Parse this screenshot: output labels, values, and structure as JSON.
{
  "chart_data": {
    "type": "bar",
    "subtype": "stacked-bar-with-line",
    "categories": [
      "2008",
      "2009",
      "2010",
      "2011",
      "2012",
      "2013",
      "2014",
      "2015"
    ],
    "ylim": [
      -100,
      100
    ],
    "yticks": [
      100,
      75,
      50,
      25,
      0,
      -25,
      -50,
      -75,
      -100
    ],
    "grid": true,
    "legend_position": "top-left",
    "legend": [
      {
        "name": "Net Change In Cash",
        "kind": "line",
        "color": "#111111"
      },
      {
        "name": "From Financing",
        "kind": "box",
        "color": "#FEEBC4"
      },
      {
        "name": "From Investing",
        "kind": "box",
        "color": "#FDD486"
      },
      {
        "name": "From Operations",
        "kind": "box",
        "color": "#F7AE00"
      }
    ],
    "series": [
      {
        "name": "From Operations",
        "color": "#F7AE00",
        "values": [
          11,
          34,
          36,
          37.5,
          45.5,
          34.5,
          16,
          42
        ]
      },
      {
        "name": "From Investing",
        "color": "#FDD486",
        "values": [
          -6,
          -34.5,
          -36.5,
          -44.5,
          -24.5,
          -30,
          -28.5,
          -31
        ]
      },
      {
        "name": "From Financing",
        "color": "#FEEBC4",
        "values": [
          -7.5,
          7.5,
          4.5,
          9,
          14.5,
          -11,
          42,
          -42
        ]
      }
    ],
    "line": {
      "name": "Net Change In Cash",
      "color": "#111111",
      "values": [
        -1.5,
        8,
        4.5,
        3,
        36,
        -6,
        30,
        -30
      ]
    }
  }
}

...

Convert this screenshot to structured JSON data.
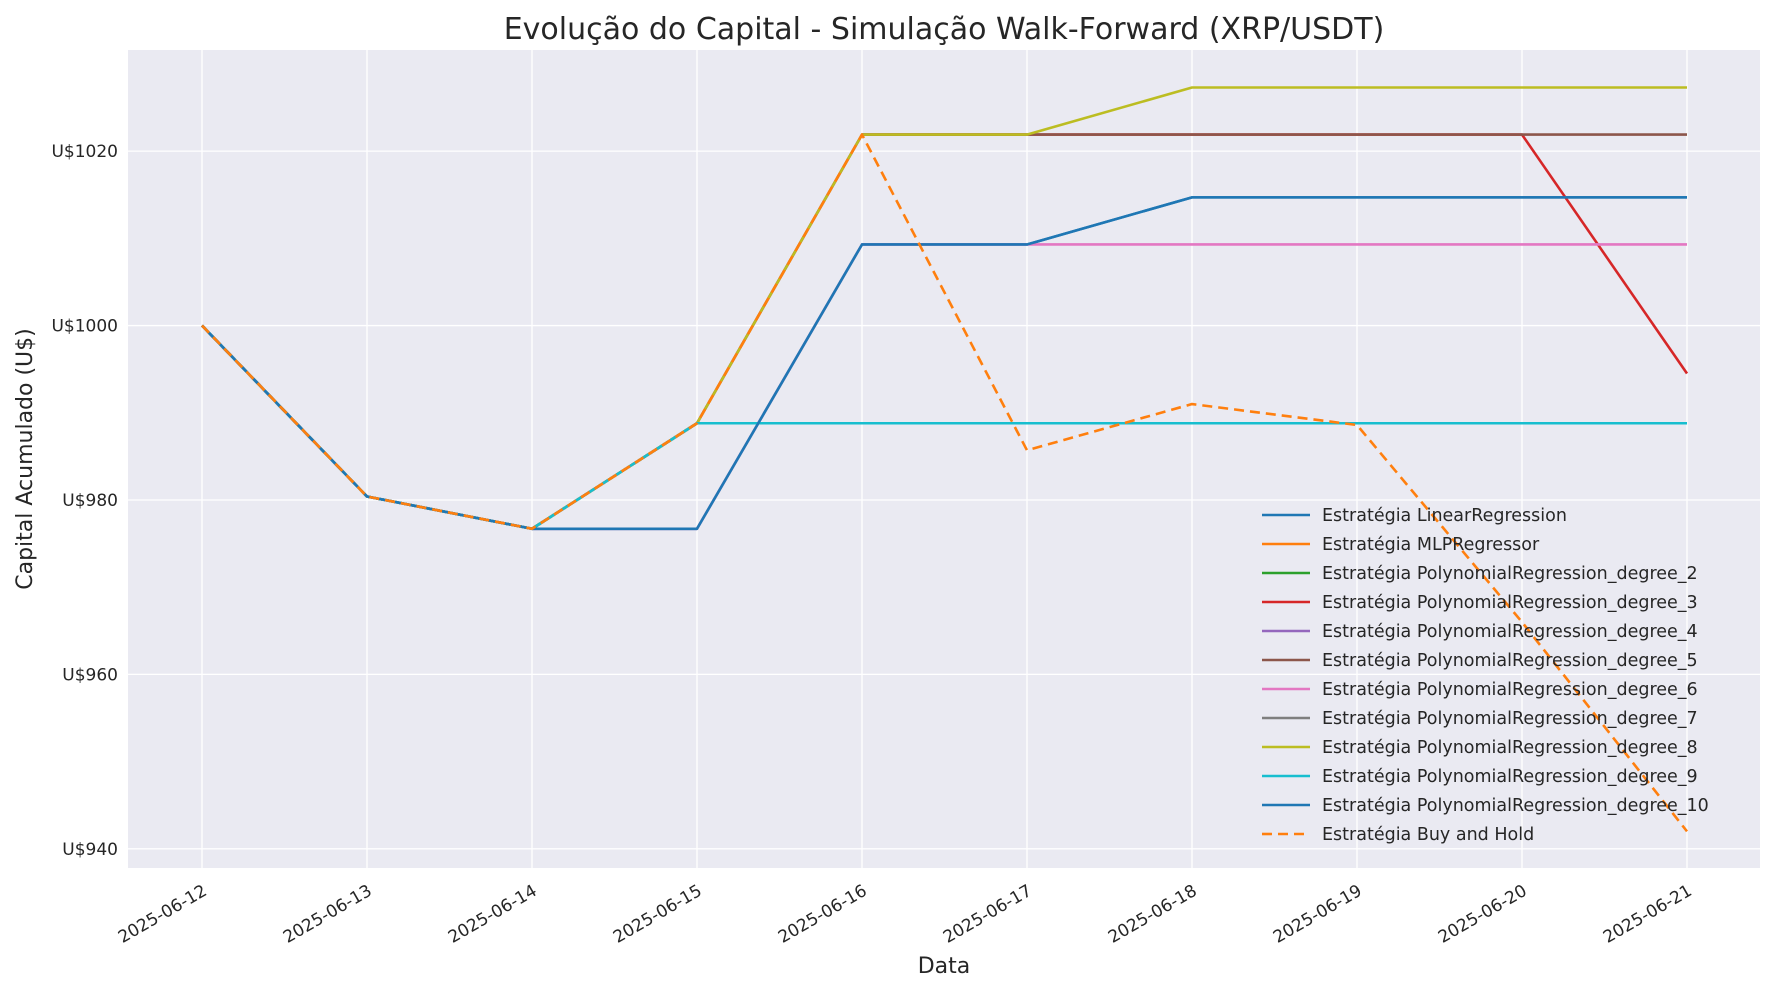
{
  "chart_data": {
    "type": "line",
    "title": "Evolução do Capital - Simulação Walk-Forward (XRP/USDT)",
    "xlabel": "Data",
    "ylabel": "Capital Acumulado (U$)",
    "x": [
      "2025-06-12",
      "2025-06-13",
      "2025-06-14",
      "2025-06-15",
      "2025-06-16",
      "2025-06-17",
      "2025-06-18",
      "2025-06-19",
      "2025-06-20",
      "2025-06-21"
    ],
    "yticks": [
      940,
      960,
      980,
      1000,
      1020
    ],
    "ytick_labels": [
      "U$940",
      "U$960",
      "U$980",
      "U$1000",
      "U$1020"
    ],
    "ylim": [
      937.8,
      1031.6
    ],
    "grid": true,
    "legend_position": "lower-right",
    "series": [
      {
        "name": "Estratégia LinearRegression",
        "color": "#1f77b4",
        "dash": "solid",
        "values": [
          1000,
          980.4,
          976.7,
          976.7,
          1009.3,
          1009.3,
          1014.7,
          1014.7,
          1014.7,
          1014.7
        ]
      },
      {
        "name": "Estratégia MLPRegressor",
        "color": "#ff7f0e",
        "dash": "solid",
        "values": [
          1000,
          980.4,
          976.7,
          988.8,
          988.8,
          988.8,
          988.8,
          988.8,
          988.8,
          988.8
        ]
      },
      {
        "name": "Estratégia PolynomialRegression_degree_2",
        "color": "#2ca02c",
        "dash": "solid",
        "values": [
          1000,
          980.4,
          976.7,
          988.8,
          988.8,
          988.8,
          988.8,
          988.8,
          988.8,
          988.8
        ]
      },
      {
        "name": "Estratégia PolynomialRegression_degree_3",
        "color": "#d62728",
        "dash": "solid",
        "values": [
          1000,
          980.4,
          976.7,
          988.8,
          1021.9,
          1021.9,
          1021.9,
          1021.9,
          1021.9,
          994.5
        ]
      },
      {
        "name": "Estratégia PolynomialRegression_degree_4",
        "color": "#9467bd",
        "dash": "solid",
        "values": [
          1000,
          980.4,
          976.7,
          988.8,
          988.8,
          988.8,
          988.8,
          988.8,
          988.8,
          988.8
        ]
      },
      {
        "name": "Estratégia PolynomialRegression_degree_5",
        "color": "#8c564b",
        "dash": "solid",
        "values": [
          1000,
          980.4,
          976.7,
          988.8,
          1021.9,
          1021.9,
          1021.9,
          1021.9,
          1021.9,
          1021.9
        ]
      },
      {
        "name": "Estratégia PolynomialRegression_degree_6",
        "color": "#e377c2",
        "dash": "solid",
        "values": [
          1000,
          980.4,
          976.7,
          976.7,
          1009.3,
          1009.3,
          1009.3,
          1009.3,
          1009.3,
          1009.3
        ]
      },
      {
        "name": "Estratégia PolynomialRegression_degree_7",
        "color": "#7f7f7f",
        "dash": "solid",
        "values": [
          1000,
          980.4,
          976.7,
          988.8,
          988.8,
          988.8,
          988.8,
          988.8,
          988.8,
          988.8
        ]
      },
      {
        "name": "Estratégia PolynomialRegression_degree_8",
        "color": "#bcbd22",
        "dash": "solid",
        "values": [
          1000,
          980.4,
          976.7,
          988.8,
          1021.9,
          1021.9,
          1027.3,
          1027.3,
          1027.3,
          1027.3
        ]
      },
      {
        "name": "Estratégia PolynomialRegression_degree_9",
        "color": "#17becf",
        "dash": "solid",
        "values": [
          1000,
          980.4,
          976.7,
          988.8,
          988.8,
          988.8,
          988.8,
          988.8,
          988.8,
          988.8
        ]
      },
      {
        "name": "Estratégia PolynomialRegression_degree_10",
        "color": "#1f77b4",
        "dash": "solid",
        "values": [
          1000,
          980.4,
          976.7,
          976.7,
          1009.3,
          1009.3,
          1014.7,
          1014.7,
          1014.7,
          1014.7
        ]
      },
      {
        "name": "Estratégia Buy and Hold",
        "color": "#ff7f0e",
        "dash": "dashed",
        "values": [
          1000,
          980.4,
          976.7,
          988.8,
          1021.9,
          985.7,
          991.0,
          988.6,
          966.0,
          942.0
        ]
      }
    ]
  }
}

**Problem description**
Which lines hold the string "Estratégia"? List them all.

**Response to this exercise**
        "name": "Estratégia LinearRegression",
        "name": "Estratégia MLPRegressor",
        "name": "Estratégia PolynomialRegression_degree_2",
        "name": "Estratégia PolynomialRegression_degree_3",
        "name": "Estratégia PolynomialRegression_degree_4",
        "name": "Estratégia PolynomialRegression_degree_5",
        "name": "Estratégia PolynomialRegression_degree_6",
        "name": "Estratégia PolynomialRegression_degree_7",
        "name": "Estratégia PolynomialRegression_degree_8",
        "name": "Estratégia PolynomialRegression_degree_9",
        "name": "Estratégia PolynomialRegression_degree_10",
        "name": "Estratégia Buy and Hold",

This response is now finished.